= AIM OF THE EXERCISE =
Rewrite the items from the first line down to the line containing "- legend-label: GDT: [1097, 530, 1121, 542]", replacing "scatter-point" with "scatter-marker" and leaving everything else as it is.

= LISTING =
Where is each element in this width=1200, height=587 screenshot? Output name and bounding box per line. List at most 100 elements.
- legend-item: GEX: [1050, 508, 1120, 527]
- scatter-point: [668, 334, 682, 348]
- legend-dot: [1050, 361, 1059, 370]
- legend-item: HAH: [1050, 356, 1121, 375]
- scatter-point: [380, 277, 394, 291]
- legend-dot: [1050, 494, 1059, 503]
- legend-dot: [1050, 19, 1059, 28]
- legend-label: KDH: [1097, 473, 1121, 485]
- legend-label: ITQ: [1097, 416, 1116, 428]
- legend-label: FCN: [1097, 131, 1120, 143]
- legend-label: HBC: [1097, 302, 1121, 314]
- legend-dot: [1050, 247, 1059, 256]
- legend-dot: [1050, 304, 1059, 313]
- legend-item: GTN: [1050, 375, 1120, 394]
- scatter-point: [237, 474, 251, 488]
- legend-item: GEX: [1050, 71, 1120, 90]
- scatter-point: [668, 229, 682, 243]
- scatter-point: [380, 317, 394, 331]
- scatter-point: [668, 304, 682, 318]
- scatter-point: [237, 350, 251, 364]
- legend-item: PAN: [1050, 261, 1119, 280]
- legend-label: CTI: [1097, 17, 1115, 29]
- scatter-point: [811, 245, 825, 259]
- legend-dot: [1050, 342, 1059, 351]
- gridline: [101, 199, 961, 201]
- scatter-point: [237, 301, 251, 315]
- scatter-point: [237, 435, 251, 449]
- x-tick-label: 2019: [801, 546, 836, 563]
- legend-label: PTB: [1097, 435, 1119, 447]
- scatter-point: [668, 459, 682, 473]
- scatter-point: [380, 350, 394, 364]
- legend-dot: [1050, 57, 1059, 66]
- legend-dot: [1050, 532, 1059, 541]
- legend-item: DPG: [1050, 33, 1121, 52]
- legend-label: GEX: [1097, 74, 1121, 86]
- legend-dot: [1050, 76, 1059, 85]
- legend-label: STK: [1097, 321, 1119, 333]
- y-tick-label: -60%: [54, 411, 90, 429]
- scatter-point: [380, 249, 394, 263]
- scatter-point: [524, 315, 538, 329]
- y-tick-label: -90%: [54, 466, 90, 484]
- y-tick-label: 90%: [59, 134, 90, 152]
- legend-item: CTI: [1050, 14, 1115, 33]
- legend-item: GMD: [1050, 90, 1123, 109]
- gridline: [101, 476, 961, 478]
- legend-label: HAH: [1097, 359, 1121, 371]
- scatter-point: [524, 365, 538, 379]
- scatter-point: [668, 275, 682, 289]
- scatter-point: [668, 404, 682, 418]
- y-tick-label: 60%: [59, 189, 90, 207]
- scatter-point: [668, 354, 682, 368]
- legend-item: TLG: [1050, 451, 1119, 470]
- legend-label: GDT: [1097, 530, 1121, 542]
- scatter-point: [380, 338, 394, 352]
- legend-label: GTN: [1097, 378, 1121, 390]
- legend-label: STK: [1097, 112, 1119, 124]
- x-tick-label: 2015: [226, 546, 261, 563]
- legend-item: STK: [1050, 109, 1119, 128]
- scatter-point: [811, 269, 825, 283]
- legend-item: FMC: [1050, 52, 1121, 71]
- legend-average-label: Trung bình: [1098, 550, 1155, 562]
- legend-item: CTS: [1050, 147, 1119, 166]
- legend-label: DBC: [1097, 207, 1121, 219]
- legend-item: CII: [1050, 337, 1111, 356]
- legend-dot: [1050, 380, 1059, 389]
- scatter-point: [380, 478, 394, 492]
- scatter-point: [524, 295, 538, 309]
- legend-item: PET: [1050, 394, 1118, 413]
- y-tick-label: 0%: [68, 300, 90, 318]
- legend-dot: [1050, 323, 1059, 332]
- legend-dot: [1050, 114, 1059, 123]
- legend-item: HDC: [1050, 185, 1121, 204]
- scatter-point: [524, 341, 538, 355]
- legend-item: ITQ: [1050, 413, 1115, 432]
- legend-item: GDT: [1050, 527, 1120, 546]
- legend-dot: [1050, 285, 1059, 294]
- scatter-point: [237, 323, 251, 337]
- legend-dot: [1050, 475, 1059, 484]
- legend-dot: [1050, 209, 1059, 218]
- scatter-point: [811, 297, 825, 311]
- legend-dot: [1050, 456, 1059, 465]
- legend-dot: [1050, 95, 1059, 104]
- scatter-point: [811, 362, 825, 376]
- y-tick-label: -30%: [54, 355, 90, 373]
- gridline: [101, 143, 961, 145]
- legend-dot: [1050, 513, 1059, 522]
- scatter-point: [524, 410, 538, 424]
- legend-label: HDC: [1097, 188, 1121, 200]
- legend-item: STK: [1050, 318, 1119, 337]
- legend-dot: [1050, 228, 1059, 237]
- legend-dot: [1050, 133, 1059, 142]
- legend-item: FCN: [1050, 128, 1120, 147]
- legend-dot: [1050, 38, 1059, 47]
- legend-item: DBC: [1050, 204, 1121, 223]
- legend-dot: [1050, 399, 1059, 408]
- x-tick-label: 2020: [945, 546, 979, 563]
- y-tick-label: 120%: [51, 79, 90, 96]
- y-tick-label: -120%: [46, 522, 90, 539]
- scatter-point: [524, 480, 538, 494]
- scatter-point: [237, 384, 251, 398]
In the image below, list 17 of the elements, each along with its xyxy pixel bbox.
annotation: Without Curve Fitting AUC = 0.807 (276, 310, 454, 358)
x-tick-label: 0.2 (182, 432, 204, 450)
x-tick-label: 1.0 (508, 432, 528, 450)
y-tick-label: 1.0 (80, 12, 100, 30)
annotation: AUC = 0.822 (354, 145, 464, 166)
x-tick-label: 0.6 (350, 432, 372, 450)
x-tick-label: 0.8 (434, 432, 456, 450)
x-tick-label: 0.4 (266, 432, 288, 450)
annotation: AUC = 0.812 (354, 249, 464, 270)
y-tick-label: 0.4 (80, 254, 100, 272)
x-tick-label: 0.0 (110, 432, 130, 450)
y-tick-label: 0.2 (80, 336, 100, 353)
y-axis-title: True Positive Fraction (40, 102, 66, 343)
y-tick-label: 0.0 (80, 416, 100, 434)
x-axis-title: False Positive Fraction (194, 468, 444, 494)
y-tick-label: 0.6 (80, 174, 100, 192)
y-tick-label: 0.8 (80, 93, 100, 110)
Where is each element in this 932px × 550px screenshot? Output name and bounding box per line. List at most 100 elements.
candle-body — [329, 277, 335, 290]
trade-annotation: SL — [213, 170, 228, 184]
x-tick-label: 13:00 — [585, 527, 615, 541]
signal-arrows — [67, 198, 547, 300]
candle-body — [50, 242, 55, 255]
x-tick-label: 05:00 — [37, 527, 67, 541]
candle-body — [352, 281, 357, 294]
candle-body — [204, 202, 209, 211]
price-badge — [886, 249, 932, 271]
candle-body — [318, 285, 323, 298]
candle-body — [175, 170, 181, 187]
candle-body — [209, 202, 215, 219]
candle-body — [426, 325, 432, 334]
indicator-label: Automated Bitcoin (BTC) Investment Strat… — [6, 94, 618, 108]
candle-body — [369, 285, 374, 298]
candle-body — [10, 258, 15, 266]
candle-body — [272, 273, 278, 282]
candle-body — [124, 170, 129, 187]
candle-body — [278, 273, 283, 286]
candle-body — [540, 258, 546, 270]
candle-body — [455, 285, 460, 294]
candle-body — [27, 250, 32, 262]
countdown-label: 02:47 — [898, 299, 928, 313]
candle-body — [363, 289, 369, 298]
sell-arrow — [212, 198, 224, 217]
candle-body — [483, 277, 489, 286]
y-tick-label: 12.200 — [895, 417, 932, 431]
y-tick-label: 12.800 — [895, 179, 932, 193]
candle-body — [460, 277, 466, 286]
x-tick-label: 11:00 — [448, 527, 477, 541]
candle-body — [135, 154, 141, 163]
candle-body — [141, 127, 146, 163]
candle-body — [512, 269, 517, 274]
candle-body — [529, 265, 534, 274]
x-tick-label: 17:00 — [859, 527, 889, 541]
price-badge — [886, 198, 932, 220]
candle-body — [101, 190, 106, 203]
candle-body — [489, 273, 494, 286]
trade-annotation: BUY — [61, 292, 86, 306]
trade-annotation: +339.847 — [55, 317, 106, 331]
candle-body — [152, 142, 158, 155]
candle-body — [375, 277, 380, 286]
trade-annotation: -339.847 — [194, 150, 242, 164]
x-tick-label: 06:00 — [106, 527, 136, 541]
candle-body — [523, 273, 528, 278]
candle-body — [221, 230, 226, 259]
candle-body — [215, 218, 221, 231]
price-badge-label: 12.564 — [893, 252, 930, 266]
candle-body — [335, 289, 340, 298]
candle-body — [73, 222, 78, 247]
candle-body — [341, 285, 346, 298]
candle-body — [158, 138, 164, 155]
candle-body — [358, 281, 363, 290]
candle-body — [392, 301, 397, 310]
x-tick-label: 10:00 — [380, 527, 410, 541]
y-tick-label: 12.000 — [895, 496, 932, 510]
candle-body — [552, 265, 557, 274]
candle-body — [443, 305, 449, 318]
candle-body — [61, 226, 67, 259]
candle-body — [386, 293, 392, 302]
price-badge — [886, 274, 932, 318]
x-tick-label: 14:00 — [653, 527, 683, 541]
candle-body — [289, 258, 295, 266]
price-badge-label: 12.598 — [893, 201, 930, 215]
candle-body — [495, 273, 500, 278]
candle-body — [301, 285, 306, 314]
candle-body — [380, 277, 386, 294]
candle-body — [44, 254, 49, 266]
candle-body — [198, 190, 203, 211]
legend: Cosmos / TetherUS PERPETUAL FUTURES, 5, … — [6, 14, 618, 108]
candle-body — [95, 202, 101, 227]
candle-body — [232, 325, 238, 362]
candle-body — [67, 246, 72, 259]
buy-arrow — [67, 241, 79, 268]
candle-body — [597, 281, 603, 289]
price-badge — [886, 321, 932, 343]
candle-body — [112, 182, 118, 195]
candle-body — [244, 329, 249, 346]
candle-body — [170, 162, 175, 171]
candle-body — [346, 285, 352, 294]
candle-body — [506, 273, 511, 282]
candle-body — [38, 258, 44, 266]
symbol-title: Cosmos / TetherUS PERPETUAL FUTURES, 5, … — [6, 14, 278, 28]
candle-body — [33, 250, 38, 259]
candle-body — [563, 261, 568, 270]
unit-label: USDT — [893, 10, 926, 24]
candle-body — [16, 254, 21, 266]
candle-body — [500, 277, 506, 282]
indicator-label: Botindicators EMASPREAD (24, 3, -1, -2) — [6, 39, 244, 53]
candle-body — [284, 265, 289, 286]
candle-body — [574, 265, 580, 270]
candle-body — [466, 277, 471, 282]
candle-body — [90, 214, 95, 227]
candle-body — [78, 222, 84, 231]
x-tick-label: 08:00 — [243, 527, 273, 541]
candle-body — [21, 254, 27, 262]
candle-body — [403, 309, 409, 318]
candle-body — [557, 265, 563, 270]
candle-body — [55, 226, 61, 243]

= REPLY TO THE EXERCISE =
Where is each element in this width=1200, height=587 screenshot? Output name and bounding box per line. List at most 100 elements.
- legend-item: GEX: [1050, 508, 1120, 527]
- scatter-marker: [668, 334, 682, 348]
- legend-dot: [1050, 361, 1059, 370]
- legend-item: HAH: [1050, 356, 1121, 375]
- scatter-marker: [380, 277, 394, 291]
- legend-dot: [1050, 494, 1059, 503]
- legend-dot: [1050, 19, 1059, 28]
- legend-label: KDH: [1097, 473, 1121, 485]
- legend-label: ITQ: [1097, 416, 1116, 428]
- legend-label: FCN: [1097, 131, 1120, 143]
- legend-label: HBC: [1097, 302, 1121, 314]
- legend-dot: [1050, 247, 1059, 256]
- legend-dot: [1050, 304, 1059, 313]
- legend-item: GTN: [1050, 375, 1120, 394]
- scatter-marker: [237, 474, 251, 488]
- legend-item: GEX: [1050, 71, 1120, 90]
- scatter-marker: [668, 229, 682, 243]
- scatter-marker: [380, 317, 394, 331]
- scatter-marker: [668, 304, 682, 318]
- scatter-marker: [237, 350, 251, 364]
- legend-item: PAN: [1050, 261, 1119, 280]
- legend-label: CTI: [1097, 17, 1115, 29]
- scatter-marker: [811, 245, 825, 259]
- legend-dot: [1050, 342, 1059, 351]
- gridline: [101, 199, 961, 201]
- scatter-marker: [237, 301, 251, 315]
- scatter-marker: [237, 435, 251, 449]
- x-tick-label: 2019: [801, 546, 836, 563]
- legend-label: PTB: [1097, 435, 1119, 447]
- scatter-marker: [668, 459, 682, 473]
- scatter-marker: [380, 350, 394, 364]
- legend-dot: [1050, 57, 1059, 66]
- legend-dot: [1050, 532, 1059, 541]
- legend-item: DPG: [1050, 33, 1121, 52]
- legend-label: GEX: [1097, 74, 1121, 86]
- legend-dot: [1050, 76, 1059, 85]
- legend-label: STK: [1097, 321, 1119, 333]
- y-tick-label: -60%: [54, 411, 90, 429]
- scatter-marker: [380, 249, 394, 263]
- scatter-marker: [524, 315, 538, 329]
- y-tick-label: -90%: [54, 466, 90, 484]
- y-tick-label: 90%: [59, 134, 90, 152]
- legend-item: CTI: [1050, 14, 1115, 33]
- legend-item: GMD: [1050, 90, 1123, 109]
- gridline: [101, 476, 961, 478]
- legend-label: HAH: [1097, 359, 1121, 371]
- scatter-marker: [524, 365, 538, 379]
- scatter-marker: [668, 275, 682, 289]
- scatter-marker: [668, 404, 682, 418]
- y-tick-label: 60%: [59, 189, 90, 207]
- scatter-marker: [668, 354, 682, 368]
- legend-item: TLG: [1050, 451, 1119, 470]
- legend-label: GDT: [1097, 530, 1121, 542]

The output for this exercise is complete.